Exercise aim:
Every line from the one with "What text is on this page?" through the final line must be written out exactly, and no other line; omit the pictures.

[Saved entries]
** Start **

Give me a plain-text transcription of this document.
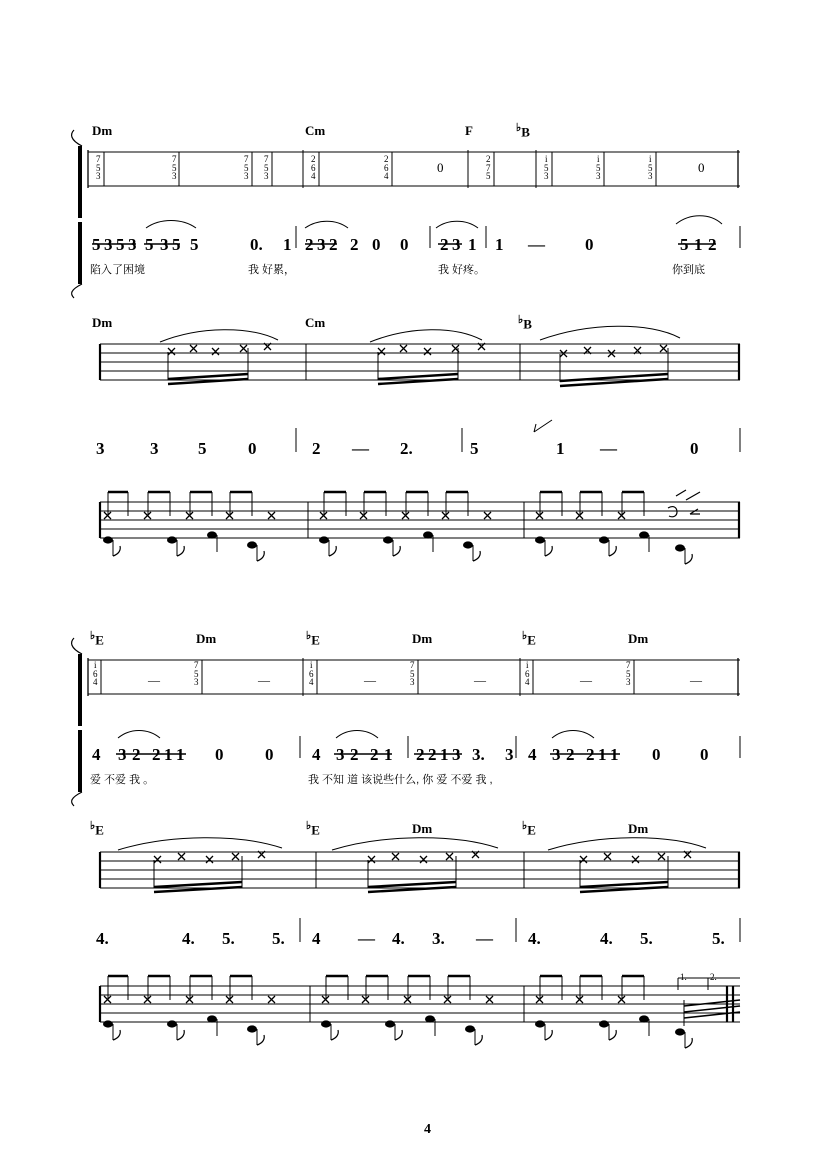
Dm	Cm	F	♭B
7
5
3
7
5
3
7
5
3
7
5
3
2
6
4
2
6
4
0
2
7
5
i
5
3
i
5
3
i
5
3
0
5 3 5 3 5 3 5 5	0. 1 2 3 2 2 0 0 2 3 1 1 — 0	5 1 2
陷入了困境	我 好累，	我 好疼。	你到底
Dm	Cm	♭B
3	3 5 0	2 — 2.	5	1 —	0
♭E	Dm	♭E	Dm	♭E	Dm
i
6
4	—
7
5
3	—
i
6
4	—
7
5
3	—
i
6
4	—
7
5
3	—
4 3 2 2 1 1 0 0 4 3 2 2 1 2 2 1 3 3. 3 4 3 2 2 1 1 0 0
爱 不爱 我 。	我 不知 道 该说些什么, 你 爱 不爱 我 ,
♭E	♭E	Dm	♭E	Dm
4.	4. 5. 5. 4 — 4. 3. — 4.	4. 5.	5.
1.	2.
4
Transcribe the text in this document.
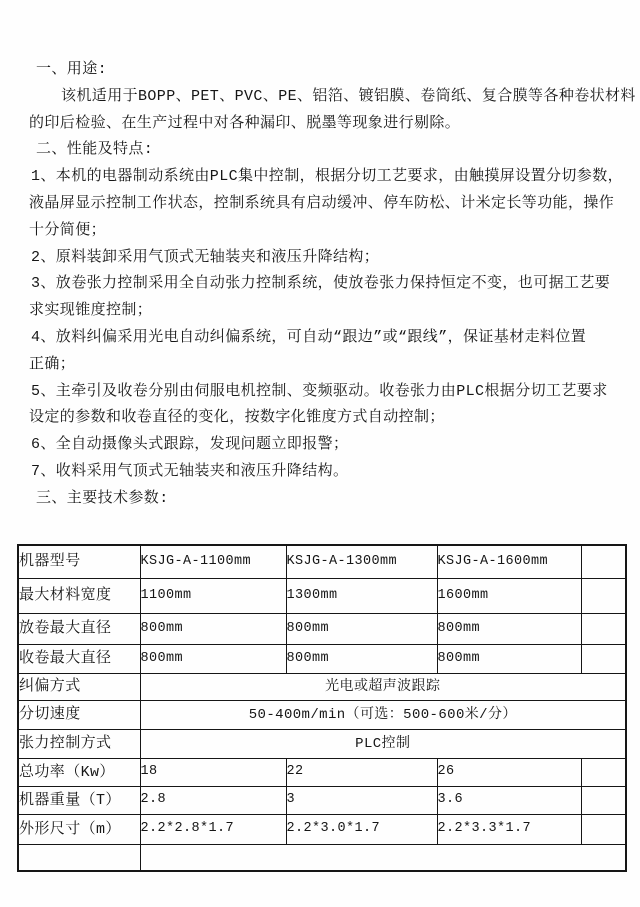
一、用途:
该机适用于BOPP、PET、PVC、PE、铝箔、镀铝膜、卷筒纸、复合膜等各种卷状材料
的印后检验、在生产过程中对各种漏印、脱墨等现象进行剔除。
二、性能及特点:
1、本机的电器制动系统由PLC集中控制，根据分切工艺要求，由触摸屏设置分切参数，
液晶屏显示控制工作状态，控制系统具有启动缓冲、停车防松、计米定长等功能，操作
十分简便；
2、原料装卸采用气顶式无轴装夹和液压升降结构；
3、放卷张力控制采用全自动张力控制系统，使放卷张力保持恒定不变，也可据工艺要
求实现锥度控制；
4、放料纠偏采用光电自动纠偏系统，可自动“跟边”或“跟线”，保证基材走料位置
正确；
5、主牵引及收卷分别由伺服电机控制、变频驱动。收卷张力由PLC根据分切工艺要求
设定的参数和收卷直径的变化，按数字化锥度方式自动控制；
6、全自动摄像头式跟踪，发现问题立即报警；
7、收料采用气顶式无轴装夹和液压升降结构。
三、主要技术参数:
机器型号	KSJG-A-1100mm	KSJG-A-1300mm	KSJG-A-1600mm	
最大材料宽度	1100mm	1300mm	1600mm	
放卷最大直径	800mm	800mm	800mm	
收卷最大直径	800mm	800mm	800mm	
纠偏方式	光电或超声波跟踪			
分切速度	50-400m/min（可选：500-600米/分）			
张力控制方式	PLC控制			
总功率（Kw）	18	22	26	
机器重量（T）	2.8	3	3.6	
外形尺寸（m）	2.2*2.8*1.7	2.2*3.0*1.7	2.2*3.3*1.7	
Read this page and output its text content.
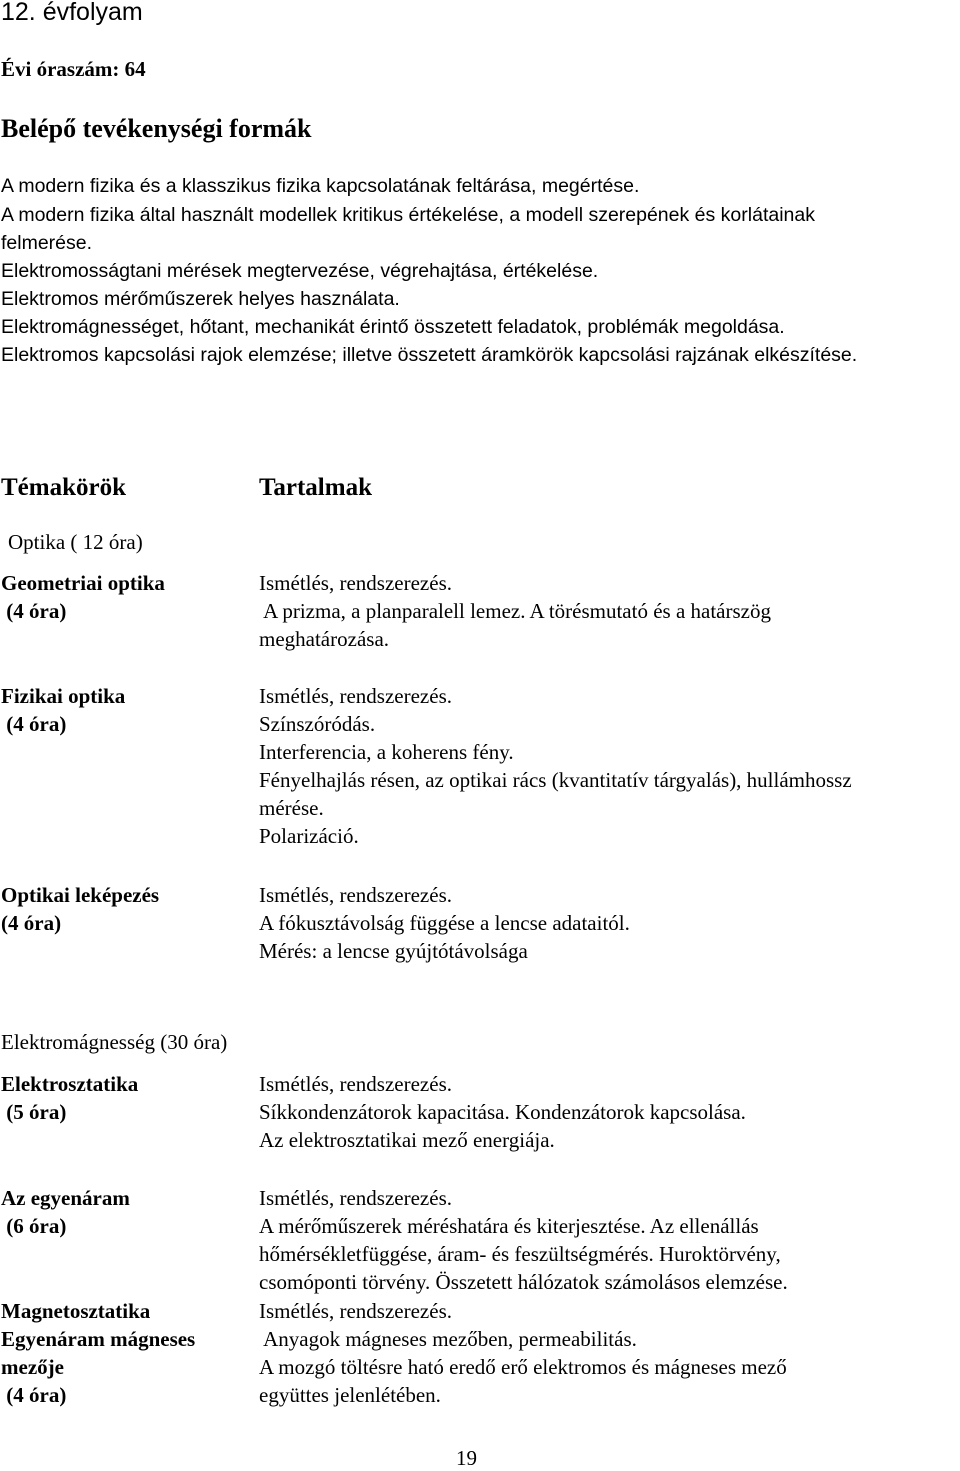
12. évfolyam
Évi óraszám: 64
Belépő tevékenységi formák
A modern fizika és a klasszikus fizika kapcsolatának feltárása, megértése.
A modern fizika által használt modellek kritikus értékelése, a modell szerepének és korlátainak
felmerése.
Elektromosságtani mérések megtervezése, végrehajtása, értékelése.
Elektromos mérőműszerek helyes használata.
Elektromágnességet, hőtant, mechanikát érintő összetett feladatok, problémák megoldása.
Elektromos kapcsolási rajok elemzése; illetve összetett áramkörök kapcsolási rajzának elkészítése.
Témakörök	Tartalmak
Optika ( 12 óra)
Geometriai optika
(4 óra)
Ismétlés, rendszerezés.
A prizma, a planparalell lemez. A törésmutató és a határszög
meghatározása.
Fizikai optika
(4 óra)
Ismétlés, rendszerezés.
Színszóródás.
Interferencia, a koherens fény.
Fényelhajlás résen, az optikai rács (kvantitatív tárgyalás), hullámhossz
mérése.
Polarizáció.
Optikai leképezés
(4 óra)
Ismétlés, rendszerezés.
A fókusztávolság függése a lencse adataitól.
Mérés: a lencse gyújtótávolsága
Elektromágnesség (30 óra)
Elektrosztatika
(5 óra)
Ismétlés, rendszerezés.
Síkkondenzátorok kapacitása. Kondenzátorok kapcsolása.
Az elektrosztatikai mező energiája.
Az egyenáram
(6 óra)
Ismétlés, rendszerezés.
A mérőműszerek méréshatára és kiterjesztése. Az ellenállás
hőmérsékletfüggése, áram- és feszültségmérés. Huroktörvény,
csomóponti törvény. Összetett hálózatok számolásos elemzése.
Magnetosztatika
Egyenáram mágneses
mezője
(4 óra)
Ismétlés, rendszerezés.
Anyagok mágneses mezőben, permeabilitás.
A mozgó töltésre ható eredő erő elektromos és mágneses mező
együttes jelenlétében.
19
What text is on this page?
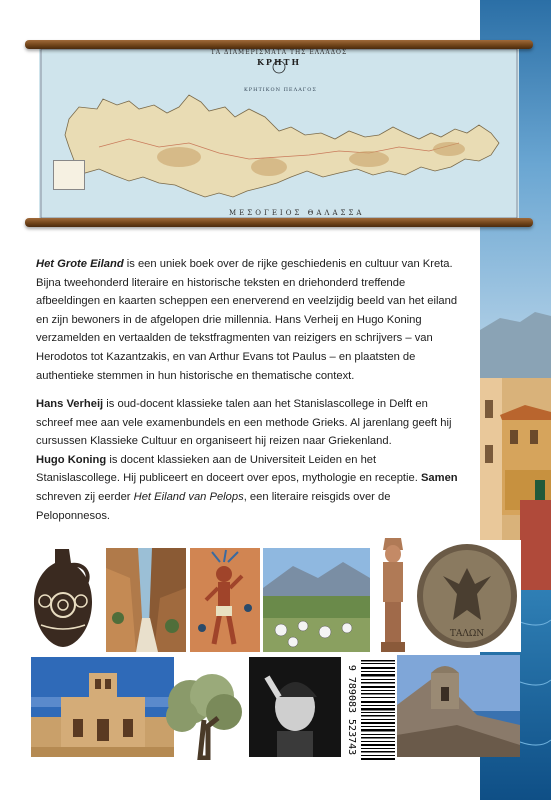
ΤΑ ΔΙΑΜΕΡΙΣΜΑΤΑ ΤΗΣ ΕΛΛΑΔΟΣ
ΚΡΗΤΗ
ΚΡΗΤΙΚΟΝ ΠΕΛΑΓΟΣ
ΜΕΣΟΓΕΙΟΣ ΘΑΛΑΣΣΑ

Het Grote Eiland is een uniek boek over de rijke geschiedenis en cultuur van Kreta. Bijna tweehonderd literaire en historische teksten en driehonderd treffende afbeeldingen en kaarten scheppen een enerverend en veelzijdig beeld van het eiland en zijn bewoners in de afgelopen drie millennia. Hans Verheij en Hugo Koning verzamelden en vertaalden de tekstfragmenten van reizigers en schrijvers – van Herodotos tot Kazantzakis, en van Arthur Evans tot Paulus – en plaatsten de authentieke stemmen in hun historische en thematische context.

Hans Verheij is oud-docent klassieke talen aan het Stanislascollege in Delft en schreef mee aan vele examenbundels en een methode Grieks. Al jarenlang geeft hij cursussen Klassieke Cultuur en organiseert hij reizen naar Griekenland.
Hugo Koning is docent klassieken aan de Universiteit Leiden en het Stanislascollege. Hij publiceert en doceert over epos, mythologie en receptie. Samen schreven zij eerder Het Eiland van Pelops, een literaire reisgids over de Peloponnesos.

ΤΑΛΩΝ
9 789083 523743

** End **

Answer to this exercise:
What text is on this page?
ΤΑ ΔΙΑΜΕΡΙΣΜΑΤΑ ΤΗΣ ΕΛΛΑΔΟΣ
ΚΡΗΤΗ
ΚΡΗΤΙΚΟΝ ΠΕΛΑΓΟΣ
ΜΕΣΟΓΕΙΟΣ ΘΑΛΑΣΣΑ

Het Grote Eiland is een uniek boek over de rijke geschiedenis en cultuur van Kreta. Bijna tweehonderd literaire en historische teksten en driehonderd treffende afbeeldingen en kaarten scheppen een enerverend en veelzijdig beeld van het eiland en zijn bewoners in de afgelopen drie millennia. Hans Verheij en Hugo Koning verzamelden en vertaalden de tekstfragmenten van reizigers en schrijvers – van Herodotos tot Kazantzakis, en van Arthur Evans tot Paulus – en plaatsten de authentieke stemmen in hun historische en thematische context.

Hans Verheij is oud-docent klassieke talen aan het Stanislascollege in Delft en schreef mee aan vele examenbundels en een methode Grieks. Al jarenlang geeft hij cursussen Klassieke Cultuur en organiseert hij reizen naar Griekenland.
Hugo Koning is docent klassieken aan de Universiteit Leiden en het Stanislascollege. Hij publiceert en doceert over epos, mythologie en receptie. Samen schreven zij eerder Het Eiland van Pelops, een literaire reisgids over de Peloponnesos.

ΤΑΛΩΝ
9 789083 523743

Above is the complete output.